━━ Records for this task ━━

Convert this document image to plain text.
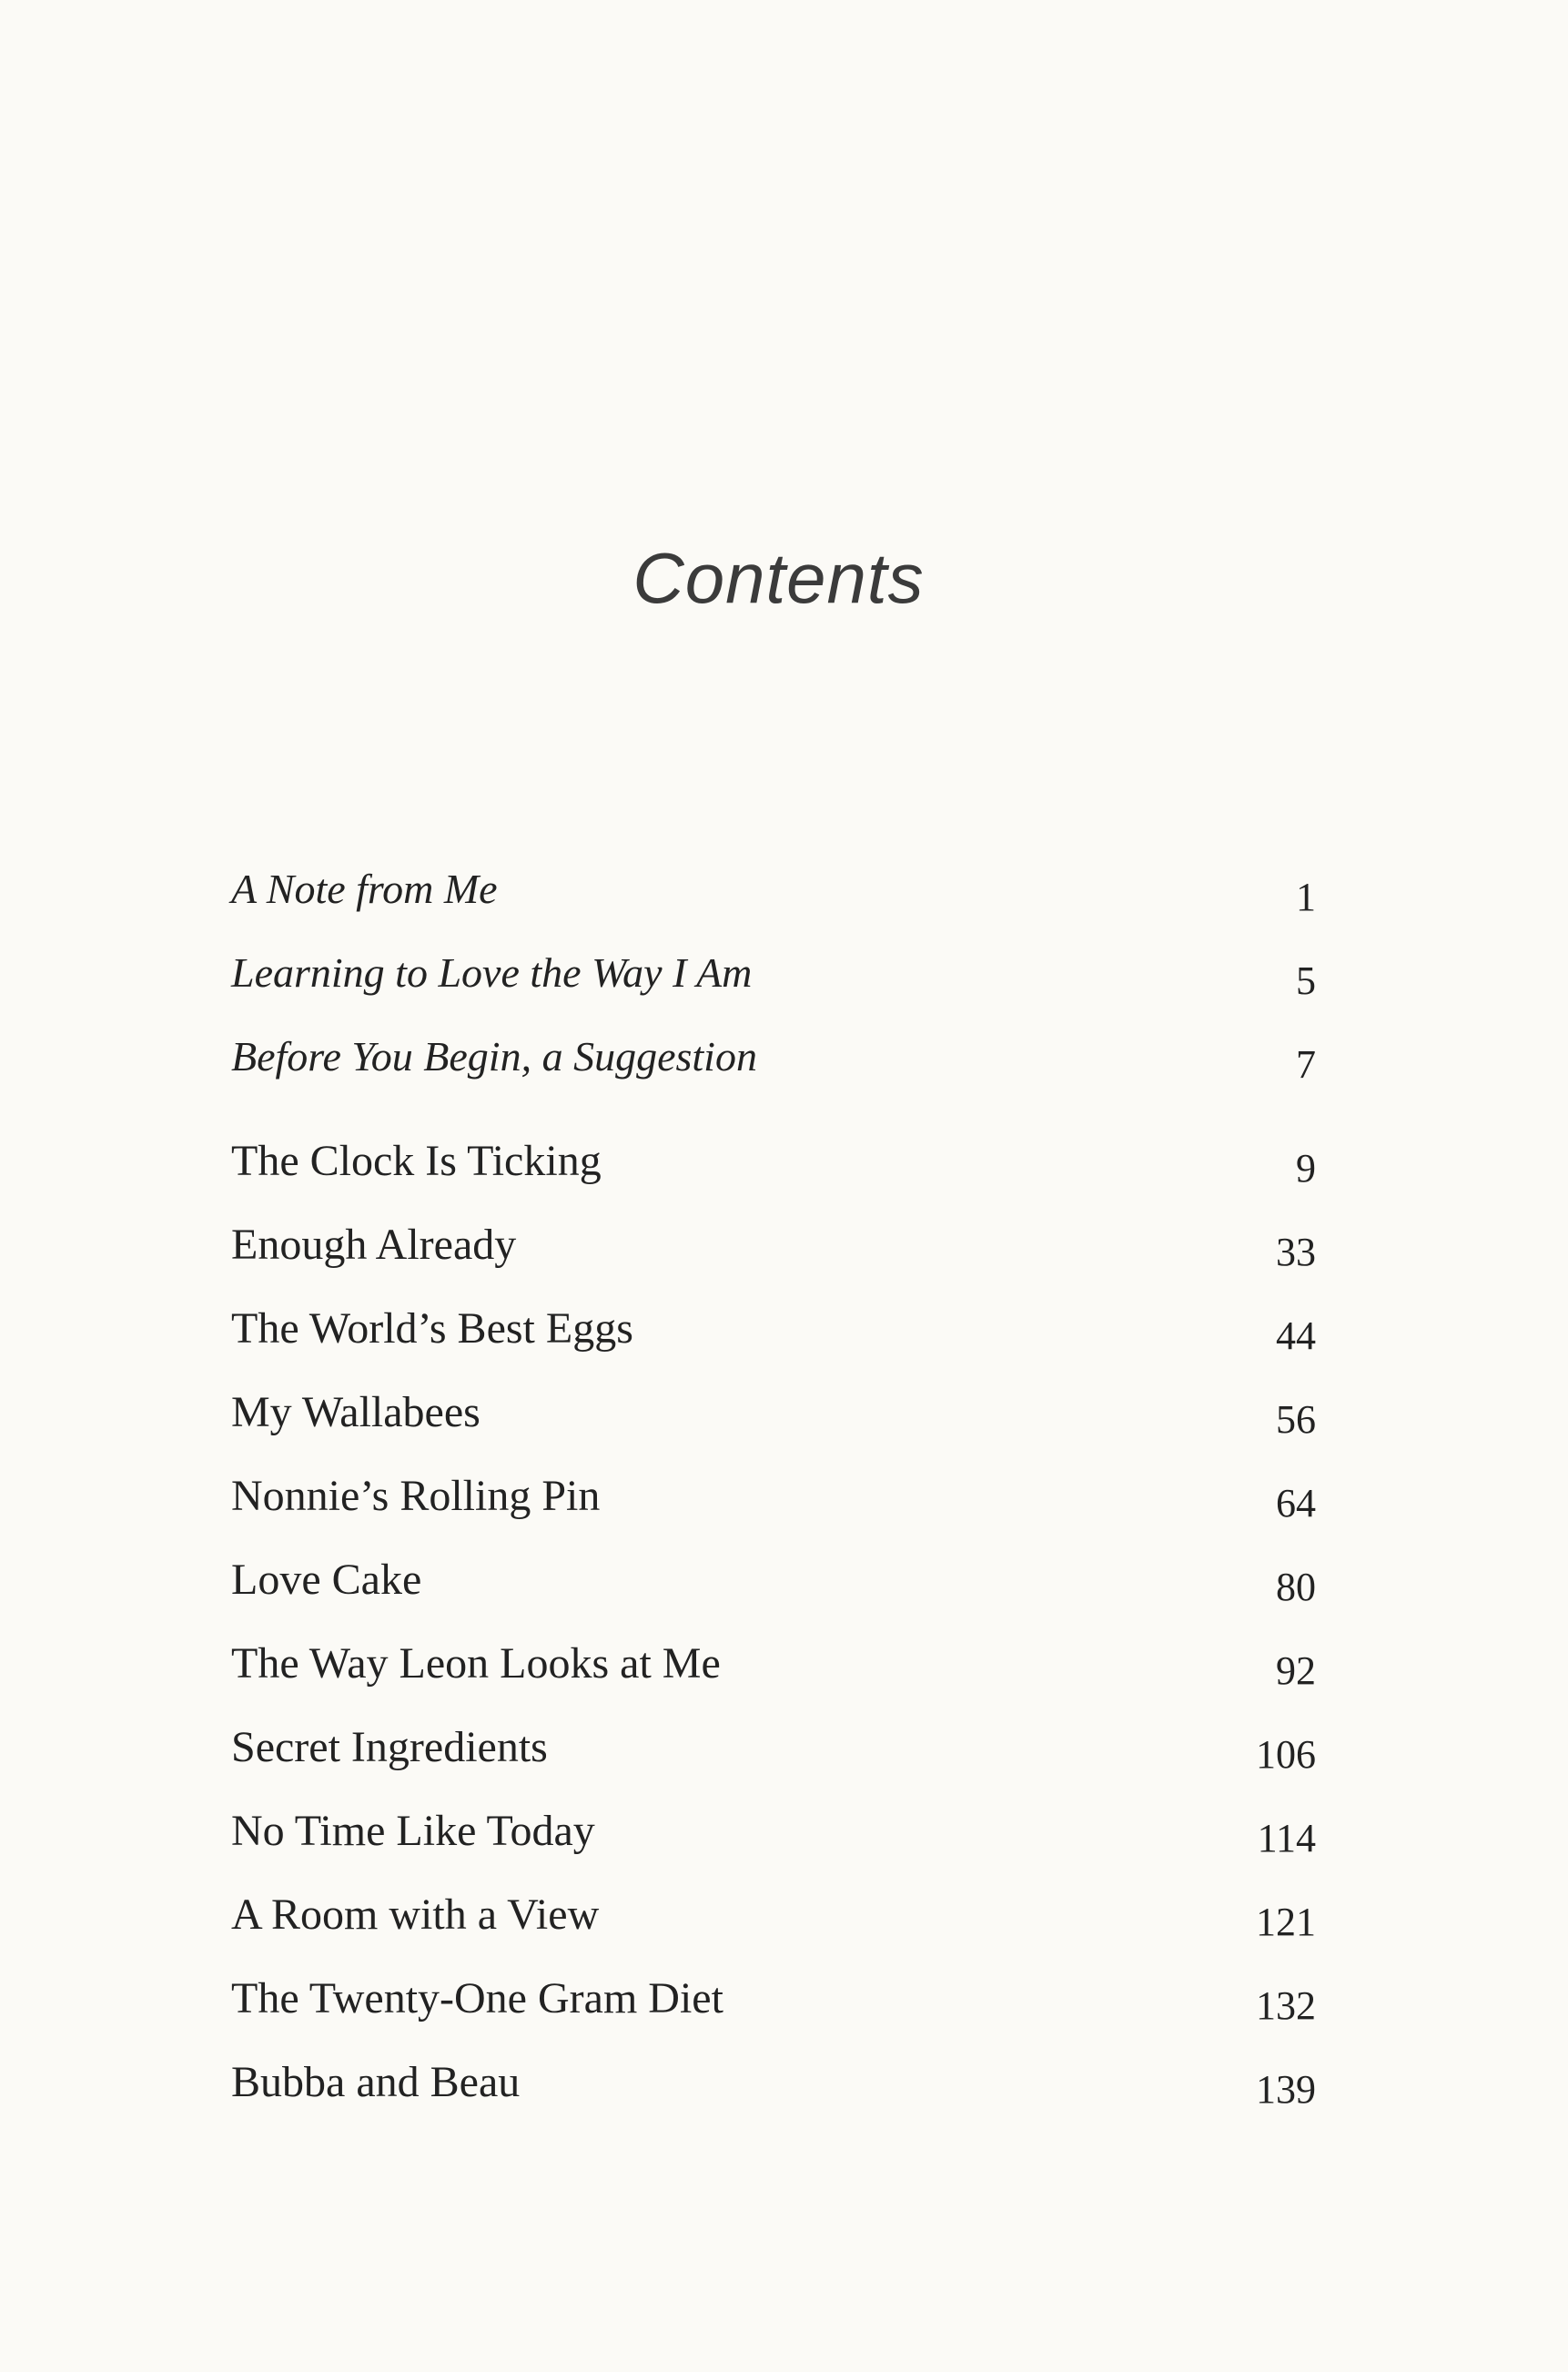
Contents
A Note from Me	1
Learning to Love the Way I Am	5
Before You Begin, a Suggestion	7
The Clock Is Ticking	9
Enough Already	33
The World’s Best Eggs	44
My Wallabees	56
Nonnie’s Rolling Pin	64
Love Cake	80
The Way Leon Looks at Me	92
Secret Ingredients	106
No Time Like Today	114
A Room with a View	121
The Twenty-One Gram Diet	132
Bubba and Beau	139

━━━

* Exercise objective *
Find how many lines in the listing hold "Love", and reply with that number only.

* Full output *
2